=== Records to process ===
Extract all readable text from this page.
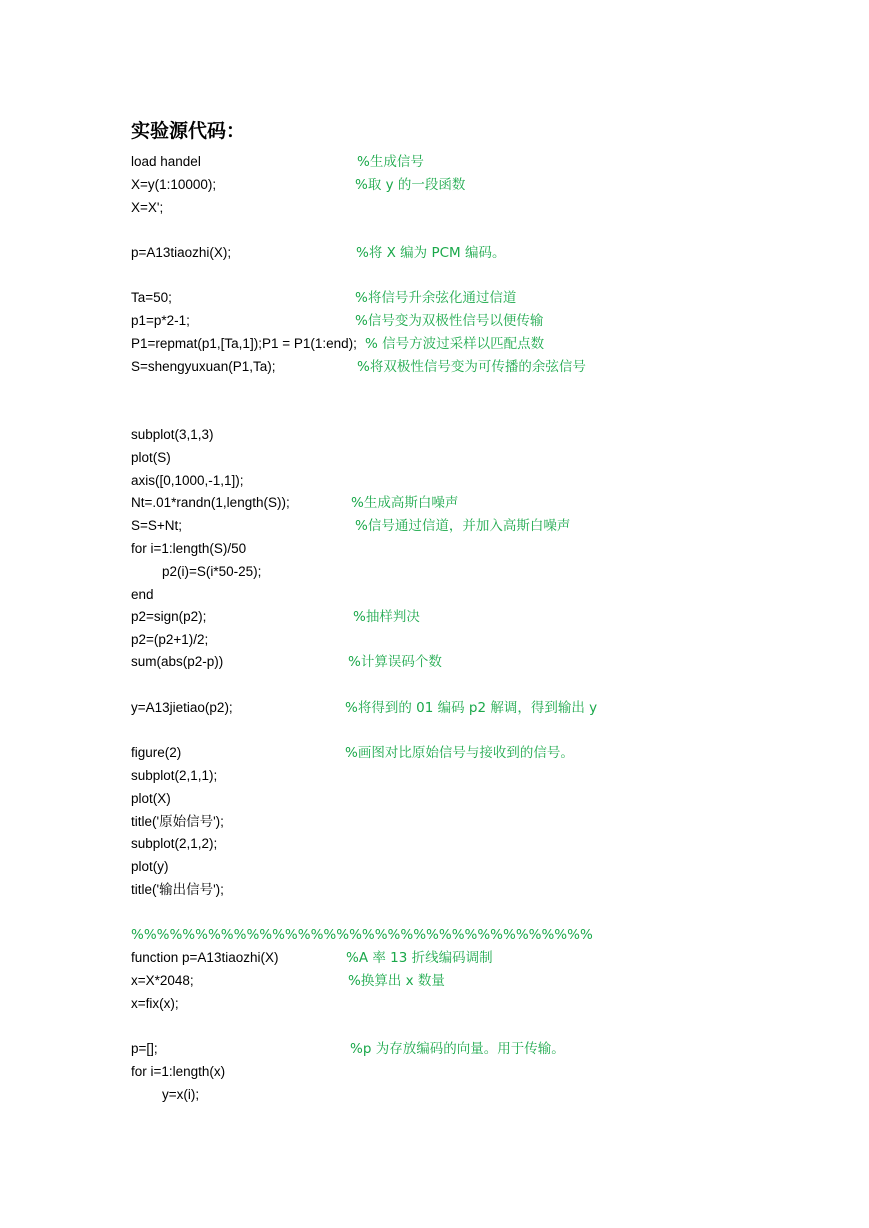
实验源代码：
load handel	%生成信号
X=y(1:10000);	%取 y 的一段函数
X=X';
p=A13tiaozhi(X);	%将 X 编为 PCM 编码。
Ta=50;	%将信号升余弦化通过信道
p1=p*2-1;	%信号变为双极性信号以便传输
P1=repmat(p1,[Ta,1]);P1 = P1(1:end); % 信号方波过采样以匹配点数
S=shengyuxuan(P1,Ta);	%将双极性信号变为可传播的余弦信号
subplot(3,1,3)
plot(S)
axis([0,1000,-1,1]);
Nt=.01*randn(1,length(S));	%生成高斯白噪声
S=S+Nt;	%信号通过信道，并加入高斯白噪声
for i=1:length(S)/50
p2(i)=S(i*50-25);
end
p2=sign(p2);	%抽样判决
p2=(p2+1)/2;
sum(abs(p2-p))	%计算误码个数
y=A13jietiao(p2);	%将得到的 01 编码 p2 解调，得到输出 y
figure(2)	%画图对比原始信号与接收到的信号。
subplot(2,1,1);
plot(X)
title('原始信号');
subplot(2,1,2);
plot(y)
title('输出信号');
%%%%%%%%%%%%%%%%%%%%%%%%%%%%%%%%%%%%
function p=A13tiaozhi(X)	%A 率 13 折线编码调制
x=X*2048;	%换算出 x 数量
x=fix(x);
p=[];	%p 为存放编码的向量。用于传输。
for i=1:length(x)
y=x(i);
===
_Set task_
Return the whole listing, word for word, and leave out every picture.

_Task solution_
Extract all readable text from this page.
实验源代码：
load handel	%生成信号
X=y(1:10000);	%取 y 的一段函数
X=X';
p=A13tiaozhi(X);	%将 X 编为 PCM 编码。
Ta=50;	%将信号升余弦化通过信道
p1=p*2-1;	%信号变为双极性信号以便传输
P1=repmat(p1,[Ta,1]);P1 = P1(1:end); % 信号方波过采样以匹配点数
S=shengyuxuan(P1,Ta);	%将双极性信号变为可传播的余弦信号
subplot(3,1,3)
plot(S)
axis([0,1000,-1,1]);
Nt=.01*randn(1,length(S));	%生成高斯白噪声
S=S+Nt;	%信号通过信道，并加入高斯白噪声
for i=1:length(S)/50
p2(i)=S(i*50-25);
end
p2=sign(p2);	%抽样判决
p2=(p2+1)/2;
sum(abs(p2-p))	%计算误码个数
y=A13jietiao(p2);	%将得到的 01 编码 p2 解调，得到输出 y
figure(2)	%画图对比原始信号与接收到的信号。
subplot(2,1,1);
plot(X)
title('原始信号');
subplot(2,1,2);
plot(y)
title('输出信号');
%%%%%%%%%%%%%%%%%%%%%%%%%%%%%%%%%%%%
function p=A13tiaozhi(X)	%A 率 13 折线编码调制
x=X*2048;	%换算出 x 数量
x=fix(x);
p=[];	%p 为存放编码的向量。用于传输。
for i=1:length(x)
y=x(i);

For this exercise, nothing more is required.